**Given entries**
_ _ _

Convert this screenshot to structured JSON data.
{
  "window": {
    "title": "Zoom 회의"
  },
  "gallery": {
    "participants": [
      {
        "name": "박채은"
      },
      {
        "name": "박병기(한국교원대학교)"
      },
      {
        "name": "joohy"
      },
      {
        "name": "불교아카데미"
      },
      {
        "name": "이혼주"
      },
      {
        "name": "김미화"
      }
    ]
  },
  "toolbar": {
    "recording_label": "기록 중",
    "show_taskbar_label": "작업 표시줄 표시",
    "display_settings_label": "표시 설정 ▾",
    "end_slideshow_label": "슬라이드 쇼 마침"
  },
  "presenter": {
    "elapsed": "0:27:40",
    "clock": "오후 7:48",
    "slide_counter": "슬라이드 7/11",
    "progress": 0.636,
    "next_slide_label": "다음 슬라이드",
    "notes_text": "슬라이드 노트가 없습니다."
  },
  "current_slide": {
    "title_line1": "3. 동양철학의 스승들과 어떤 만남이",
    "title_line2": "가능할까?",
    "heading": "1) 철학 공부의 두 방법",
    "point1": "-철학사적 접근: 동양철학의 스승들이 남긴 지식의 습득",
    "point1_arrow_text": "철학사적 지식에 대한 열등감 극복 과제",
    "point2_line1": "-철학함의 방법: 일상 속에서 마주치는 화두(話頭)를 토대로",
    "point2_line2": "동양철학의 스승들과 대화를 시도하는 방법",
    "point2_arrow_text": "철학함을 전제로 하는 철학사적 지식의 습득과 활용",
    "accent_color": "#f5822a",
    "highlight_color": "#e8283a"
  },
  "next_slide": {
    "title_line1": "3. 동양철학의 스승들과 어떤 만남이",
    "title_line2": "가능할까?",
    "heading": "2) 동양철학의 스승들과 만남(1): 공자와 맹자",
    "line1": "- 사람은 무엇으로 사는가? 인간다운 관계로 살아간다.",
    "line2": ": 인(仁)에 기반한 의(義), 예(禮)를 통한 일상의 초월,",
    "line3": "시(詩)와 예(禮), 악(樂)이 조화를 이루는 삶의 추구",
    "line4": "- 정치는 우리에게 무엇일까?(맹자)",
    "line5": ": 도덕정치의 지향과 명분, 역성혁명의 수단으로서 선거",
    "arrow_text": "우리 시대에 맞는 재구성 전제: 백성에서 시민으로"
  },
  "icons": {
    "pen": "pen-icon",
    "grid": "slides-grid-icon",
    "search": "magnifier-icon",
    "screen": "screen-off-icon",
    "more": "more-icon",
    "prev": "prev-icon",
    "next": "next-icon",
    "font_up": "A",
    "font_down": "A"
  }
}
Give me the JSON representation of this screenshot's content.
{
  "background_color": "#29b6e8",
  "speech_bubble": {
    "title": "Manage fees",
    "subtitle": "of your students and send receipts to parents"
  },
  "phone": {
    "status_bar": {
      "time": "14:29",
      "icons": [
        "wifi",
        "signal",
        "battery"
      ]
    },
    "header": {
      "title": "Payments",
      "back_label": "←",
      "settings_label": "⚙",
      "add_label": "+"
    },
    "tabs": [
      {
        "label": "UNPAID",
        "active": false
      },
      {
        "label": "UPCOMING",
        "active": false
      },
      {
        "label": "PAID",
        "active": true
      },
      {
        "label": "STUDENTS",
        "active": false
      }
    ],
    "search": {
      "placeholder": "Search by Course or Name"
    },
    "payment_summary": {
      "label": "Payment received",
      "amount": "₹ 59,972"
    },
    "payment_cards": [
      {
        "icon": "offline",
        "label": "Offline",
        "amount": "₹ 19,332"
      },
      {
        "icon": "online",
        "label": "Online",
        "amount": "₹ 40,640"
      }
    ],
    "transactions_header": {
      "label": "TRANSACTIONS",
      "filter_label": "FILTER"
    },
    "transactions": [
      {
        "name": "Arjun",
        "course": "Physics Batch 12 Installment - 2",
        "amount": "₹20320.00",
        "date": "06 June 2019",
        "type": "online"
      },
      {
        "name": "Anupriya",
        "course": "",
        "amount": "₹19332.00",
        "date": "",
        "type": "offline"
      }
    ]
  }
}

_ _ _

**Directive**
Restate each record exactly as written.

**Answer to this problem**
Convert this screenshot to structured JSON data.
{
  "window": {
    "title": "Zoom 회의"
  },
  "gallery": {
    "participants": [
      {
        "name": "박채은"
      },
      {
        "name": "박병기(한국교원대학교)"
      },
      {
        "name": "joohy"
      },
      {
        "name": "불교아카데미"
      },
      {
        "name": "이혼주"
      },
      {
        "name": "김미화"
      }
    ]
  },
  "toolbar": {
    "recording_label": "기록 중",
    "show_taskbar_label": "작업 표시줄 표시",
    "display_settings_label": "표시 설정 ▾",
    "end_slideshow_label": "슬라이드 쇼 마침"
  },
  "presenter": {
    "elapsed": "0:27:40",
    "clock": "오후 7:48",
    "slide_counter": "슬라이드 7/11",
    "progress": 0.636,
    "next_slide_label": "다음 슬라이드",
    "notes_text": "슬라이드 노트가 없습니다."
  },
  "current_slide": {
    "title_line1": "3. 동양철학의 스승들과 어떤 만남이",
    "title_line2": "가능할까?",
    "heading": "1) 철학 공부의 두 방법",
    "point1": "-철학사적 접근: 동양철학의 스승들이 남긴 지식의 습득",
    "point1_arrow_text": "철학사적 지식에 대한 열등감 극복 과제",
    "point2_line1": "-철학함의 방법: 일상 속에서 마주치는 화두(話頭)를 토대로",
    "point2_line2": "동양철학의 스승들과 대화를 시도하는 방법",
    "point2_arrow_text": "철학함을 전제로 하는 철학사적 지식의 습득과 활용",
    "accent_color": "#f5822a",
    "highlight_color": "#e8283a"
  },
  "next_slide": {
    "title_line1": "3. 동양철학의 스승들과 어떤 만남이",
    "title_line2": "가능할까?",
    "heading": "2) 동양철학의 스승들과 만남(1): 공자와 맹자",
    "line1": "- 사람은 무엇으로 사는가? 인간다운 관계로 살아간다.",
    "line2": ": 인(仁)에 기반한 의(義), 예(禮)를 통한 일상의 초월,",
    "line3": "시(詩)와 예(禮), 악(樂)이 조화를 이루는 삶의 추구",
    "line4": "- 정치는 우리에게 무엇일까?(맹자)",
    "line5": ": 도덕정치의 지향과 명분, 역성혁명의 수단으로서 선거",
    "arrow_text": "우리 시대에 맞는 재구성 전제: 백성에서 시민으로"
  },
  "icons": {
    "pen": "pen-icon",
    "grid": "slides-grid-icon",
    "search": "magnifier-icon",
    "screen": "screen-off-icon",
    "more": "more-icon",
    "prev": "prev-icon",
    "next": "next-icon",
    "font_up": "A",
    "font_down": "A"
  }
}
Give me the JSON representation of this screenshot's content.
{
  "background_color": "#29b6e8",
  "speech_bubble": {
    "title": "Manage fees",
    "subtitle": "of your students and send receipts to parents"
  },
  "phone": {
    "status_bar": {
      "time": "14:29",
      "icons": [
        "wifi",
        "signal",
        "battery"
      ]
    },
    "header": {
      "title": "Payments",
      "back_label": "←",
      "settings_label": "⚙",
      "add_label": "+"
    },
    "tabs": [
      {
        "label": "UNPAID",
        "active": false
      },
      {
        "label": "UPCOMING",
        "active": false
      },
      {
        "label": "PAID",
        "active": true
      },
      {
        "label": "STUDENTS",
        "active": false
      }
    ],
    "search": {
      "placeholder": "Search by Course or Name"
    },
    "payment_summary": {
      "label": "Payment received",
      "amount": "₹ 59,972"
    },
    "payment_cards": [
      {
        "icon": "offline",
        "label": "Offline",
        "amount": "₹ 19,332"
      },
      {
        "icon": "online",
        "label": "Online",
        "amount": "₹ 40,640"
      }
    ],
    "transactions_header": {
      "label": "TRANSACTIONS",
      "filter_label": "FILTER"
    },
    "transactions": [
      {
        "name": "Arjun",
        "course": "Physics Batch 12 Installment - 2",
        "amount": "₹20320.00",
        "date": "06 June 2019",
        "type": "online"
      },
      {
        "name": "Anupriya",
        "course": "",
        "amount": "₹19332.00",
        "date": "",
        "type": "offline"
      }
    ]
  }
}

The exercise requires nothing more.